▶ _Aim_
In the listing below, locate the lines that hold "this" and copy them.

▶ _Entries from a visual dataset_

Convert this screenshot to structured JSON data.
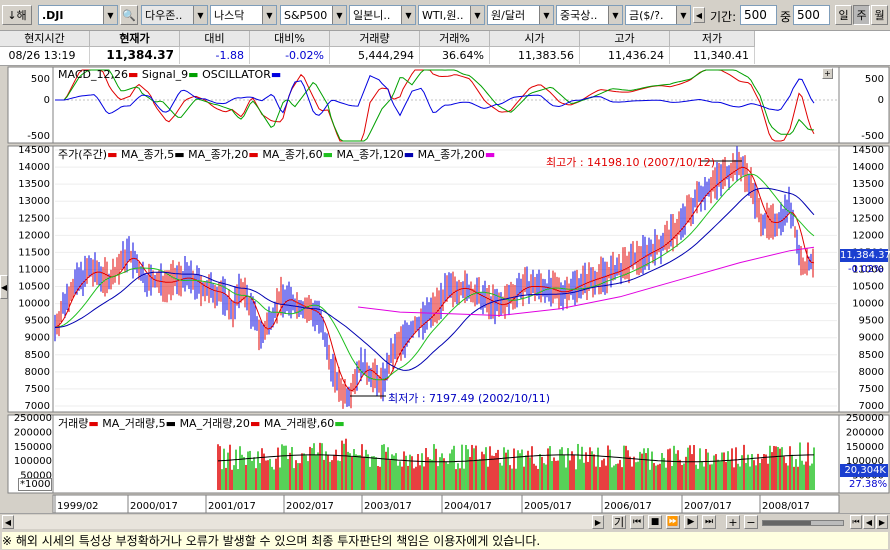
{
  "toolbar": {
    "symbol": ".DJI",
    "code_label": "해",
    "dropdowns": [
      "다우존..",
      "나스닥",
      "S&P500",
      "일본니..",
      "WTI,원..",
      "원/달러",
      "중국상..",
      "금($/?."
    ],
    "period_label": "기간:",
    "period_value": "500",
    "count_label": "중",
    "count_value": "500",
    "day_label": "일",
    "week_label": "주",
    "month_label": "월"
  },
  "quote": {
    "headers": [
      "현지시간",
      "현재가",
      "대비",
      "대비%",
      "거래량",
      "거래%",
      "시가",
      "고가",
      "저가"
    ],
    "values": [
      "08/26  13:19",
      "11,384.37",
      "-1.88",
      "-0.02%",
      "5,444,294",
      "36.64%",
      "11,383.56",
      "11,436.24",
      "11,340.41"
    ]
  },
  "macd": {
    "legend": [
      "MACD_12,26",
      "Signal_9",
      "OSCILLATOR"
    ],
    "yticks": [
      "500",
      "0",
      "-500"
    ]
  },
  "price": {
    "legend": [
      "주가(주간)",
      "MA_종가,5",
      "MA_종가,20",
      "MA_종가,60",
      "MA_종가,120",
      "MA_종가,200"
    ],
    "yticks": [
      "14500",
      "14000",
      "13500",
      "13000",
      "12500",
      "12000",
      "11500",
      "11000",
      "10500",
      "10000",
      "9500",
      "9000",
      "8500",
      "8000",
      "7500",
      "7000"
    ],
    "high_annotation": "최고가 : 14198.10 (2007/10/12)",
    "low_annotation": "최저가 : 7197.49 (2002/10/11)",
    "current_value": "11,384.37",
    "current_change": "-0.02%"
  },
  "volume": {
    "legend": [
      "거래량",
      "MA_거래량,5",
      "MA_거래량,20",
      "MA_거래량,60"
    ],
    "yticks": [
      "250000",
      "200000",
      "150000",
      "100000",
      "50000"
    ],
    "unit": "*1000",
    "current_value": "20,304K",
    "current_ratio": "27.38%"
  },
  "xaxis": [
    "1999/02",
    "2000/017",
    "2001/017",
    "2002/017",
    "2003/017",
    "2004/017",
    "2005/017",
    "2006/017",
    "2007/017",
    "2008/017"
  ],
  "nav": {
    "zoom_label": "기"
  },
  "notice": "※ 해외 시세의 특성상 부정확하거나 오류가 발생할 수 있으며 최종 투자판단의 책임은 이용자에게 있습니다.",
  "chart_data": {
    "type": "line",
    "title": "",
    "series": [
      {
        "name": "주가(주간)",
        "x": [
          "1999",
          "2000",
          "2000.5",
          "2001",
          "2001.7",
          "2002",
          "2002.5",
          "2002.8",
          "2003.2",
          "2003.7",
          "2004",
          "2004.5",
          "2005",
          "2005.5",
          "2006",
          "2006.5",
          "2007",
          "2007.5",
          "2007.8",
          "2008",
          "2008.3",
          "2008.5",
          "2008.65"
        ],
        "values": [
          9300,
          11500,
          10700,
          10700,
          8700,
          10100,
          9000,
          7300,
          8000,
          9600,
          10500,
          10200,
          10700,
          10400,
          10800,
          11200,
          12500,
          13800,
          14100,
          12800,
          12600,
          11200,
          11384
        ]
      }
    ],
    "ylim": [
      7000,
      14500
    ],
    "ylabel": "",
    "xlabel": ""
  }
}
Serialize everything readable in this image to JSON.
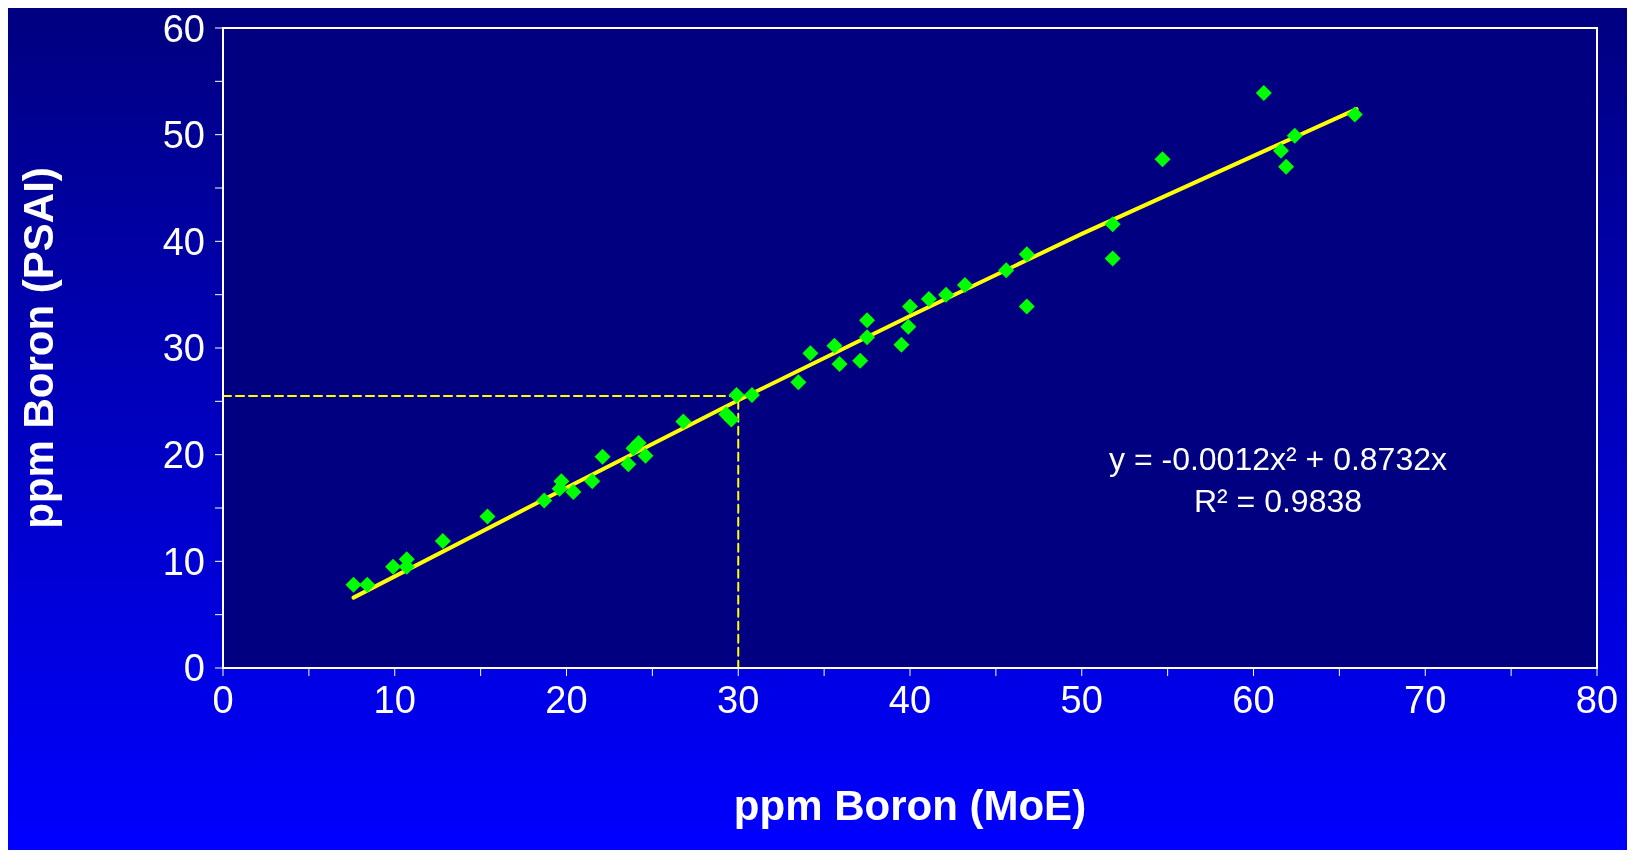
{
  "chart_data": {
    "type": "scatter",
    "xlabel": "ppm Boron (MoE)",
    "ylabel": "ppm Boron (PSAI)",
    "xlim": [
      0,
      80
    ],
    "xticks": [
      0,
      {
        "value": 5,
        "label": null
      },
      10,
      {
        "value": 15,
        "label": null
      },
      20,
      {
        "value": 25,
        "label": null
      },
      30,
      {
        "value": 35,
        "label": null
      },
      40,
      {
        "value": 45,
        "label": null
      },
      50,
      {
        "value": 55,
        "label": null
      },
      60,
      {
        "value": 65,
        "label": null
      },
      70,
      {
        "value": 75,
        "label": null
      },
      80
    ],
    "ylim": [
      0,
      60
    ],
    "yticks": [
      0,
      {
        "value": 5,
        "label": null
      },
      10,
      {
        "value": 15,
        "label": null
      },
      20,
      {
        "value": 25,
        "label": null
      },
      30,
      {
        "value": 35,
        "label": null
      },
      40,
      {
        "value": 45,
        "label": null
      },
      50,
      {
        "value": 55,
        "label": null
      },
      60
    ],
    "marker": "diamond",
    "annotations": [
      "y = -0.0012x² + 0.8732x",
      "R² = 0.9838"
    ],
    "series": [
      {
        "color": "#00ff00",
        "x": [
          7.6,
          8.4,
          9.9,
          10.7,
          10.7,
          12.8,
          15.4,
          18.7,
          19.6,
          19.7,
          20.4,
          21.5,
          22.1,
          23.6,
          23.9,
          24.2,
          24.6,
          26.8,
          29.3,
          29.6,
          29.9,
          30.8,
          33.5,
          34.2,
          35.6,
          35.9,
          37.1,
          37.5,
          37.5,
          39.5,
          39.9,
          40.0,
          41.1,
          42.1,
          43.2,
          45.6,
          46.8,
          46.8,
          51.8,
          51.8,
          54.7,
          60.6,
          61.6,
          61.9,
          62.4,
          65.9
        ],
        "values": [
          7.8,
          7.8,
          9.5,
          10.2,
          9.5,
          11.9,
          14.2,
          15.7,
          16.8,
          17.5,
          16.5,
          17.5,
          19.8,
          19.1,
          20.6,
          21.1,
          19.9,
          23.1,
          23.8,
          23.3,
          25.6,
          25.6,
          26.8,
          29.5,
          30.2,
          28.5,
          28.8,
          32.6,
          31.0,
          30.3,
          32.0,
          33.9,
          34.6,
          35.0,
          35.9,
          37.3,
          38.8,
          33.9,
          41.6,
          38.4,
          47.7,
          53.9,
          48.5,
          47.0,
          49.9,
          51.9
        ]
      },
      {
        "type": "line",
        "color": "#ffff00",
        "line_style": "solid",
        "marker": "none",
        "x": [
          7.6,
          20,
          30,
          40,
          50,
          66
        ],
        "values": [
          6.6,
          16.9,
          25.1,
          33.0,
          40.7,
          52.4
        ]
      },
      {
        "type": "line",
        "color": "#ffff00",
        "line_style": "dashed",
        "marker": "none",
        "x": [
          0,
          30,
          30
        ],
        "values": [
          25.5,
          25.5,
          0
        ]
      }
    ]
  }
}
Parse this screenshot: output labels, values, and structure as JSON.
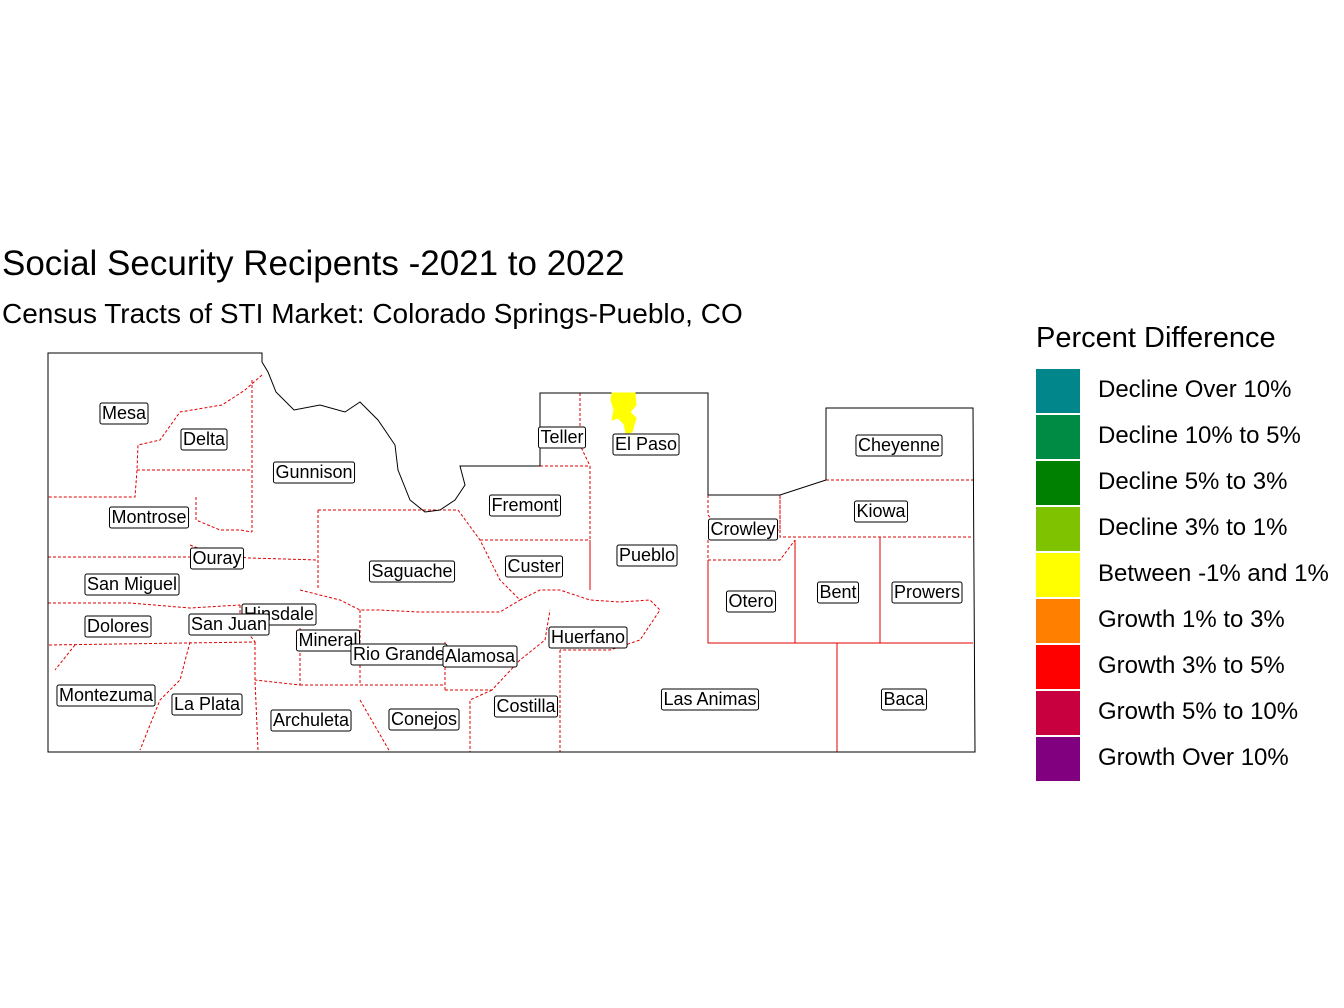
{
  "title": "Social Security Recipents -2021 to 2022",
  "subtitle": "Census Tracts of STI Market: Colorado Springs-Pueblo, CO",
  "legend": {
    "title": "Percent Difference",
    "items": [
      {
        "label": "Decline Over 10%",
        "color": "#00868B"
      },
      {
        "label": "Decline 10% to 5%",
        "color": "#008B45"
      },
      {
        "label": "Decline 5% to 3%",
        "color": "#008000"
      },
      {
        "label": "Decline 3% to 1%",
        "color": "#7FC300"
      },
      {
        "label": "Between -1% and 1%",
        "color": "#FFFF00"
      },
      {
        "label": "Growth 1% to 3%",
        "color": "#FF8000"
      },
      {
        "label": "Growth 3% to 5%",
        "color": "#FF0000"
      },
      {
        "label": "Growth 5% to 10%",
        "color": "#C80040"
      },
      {
        "label": "Growth Over 10%",
        "color": "#800080"
      }
    ]
  },
  "counties": [
    "Mesa",
    "Delta",
    "Gunnison",
    "Montrose",
    "Ouray",
    "San Miguel",
    "Dolores",
    "Hinsdale",
    "San Juan",
    "Mineral",
    "Rio Grande",
    "Alamosa",
    "Montezuma",
    "La Plata",
    "Archuleta",
    "Conejos",
    "Costilla",
    "Saguache",
    "Custer",
    "Huerfano",
    "Fremont",
    "Teller",
    "El Paso",
    "Pueblo",
    "Crowley",
    "Otero",
    "Bent",
    "Prowers",
    "Kiowa",
    "Cheyenne",
    "Las Animas",
    "Baca"
  ],
  "colors": {
    "market_outline": "#000000",
    "county_border": "#E00000",
    "highlighted_tract": "#FFFF00"
  }
}
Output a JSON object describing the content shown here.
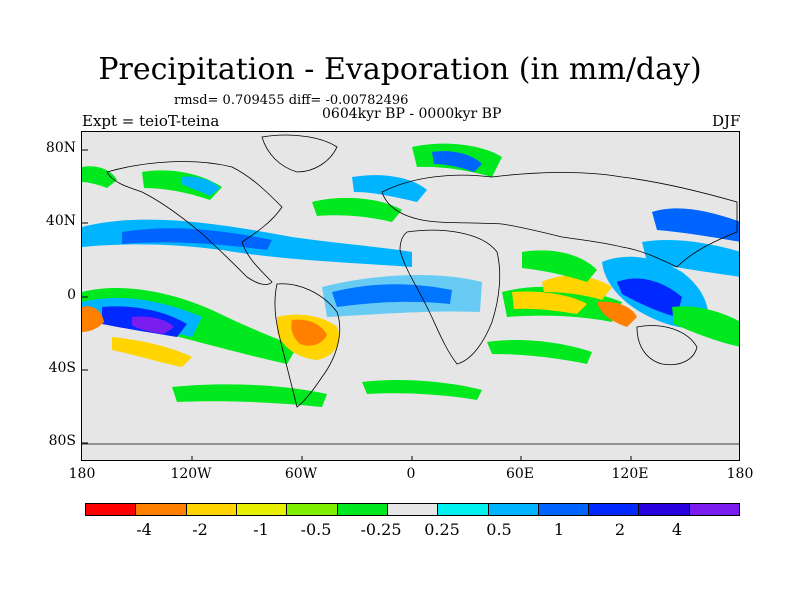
{
  "title": "Precipitation - Evaporation (in mm/day)",
  "stats": "rmsd= 0.709455 diff= -0.00782496",
  "period": "0604kyr BP - 0000kyr BP",
  "experiment": "Expt = teioT-teina",
  "season": "DJF",
  "lat_labels": [
    "80N",
    "40N",
    "0",
    "40S",
    "80S"
  ],
  "lon_labels": [
    "180",
    "120W",
    "60W",
    "0",
    "60E",
    "120E",
    "180"
  ],
  "colorbar": {
    "colors": [
      "#ff0000",
      "#ff8000",
      "#ffd400",
      "#e6f000",
      "#80f000",
      "#00e81e",
      "#e6e6e6",
      "#00f0f0",
      "#00b4ff",
      "#0064ff",
      "#0028ff",
      "#2800e0",
      "#7a1ef0"
    ],
    "labels": [
      "-4",
      "-2",
      "-1",
      "-0.5",
      "-0.25",
      "0.25",
      "0.5",
      "1",
      "2",
      "4"
    ]
  }
}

▶ _Finished task_
Convert this screenshot to structured JSON data.
Serialize everything readable in this image to JSON.
Parse this screenshot: output labels, values, and structure as JSON.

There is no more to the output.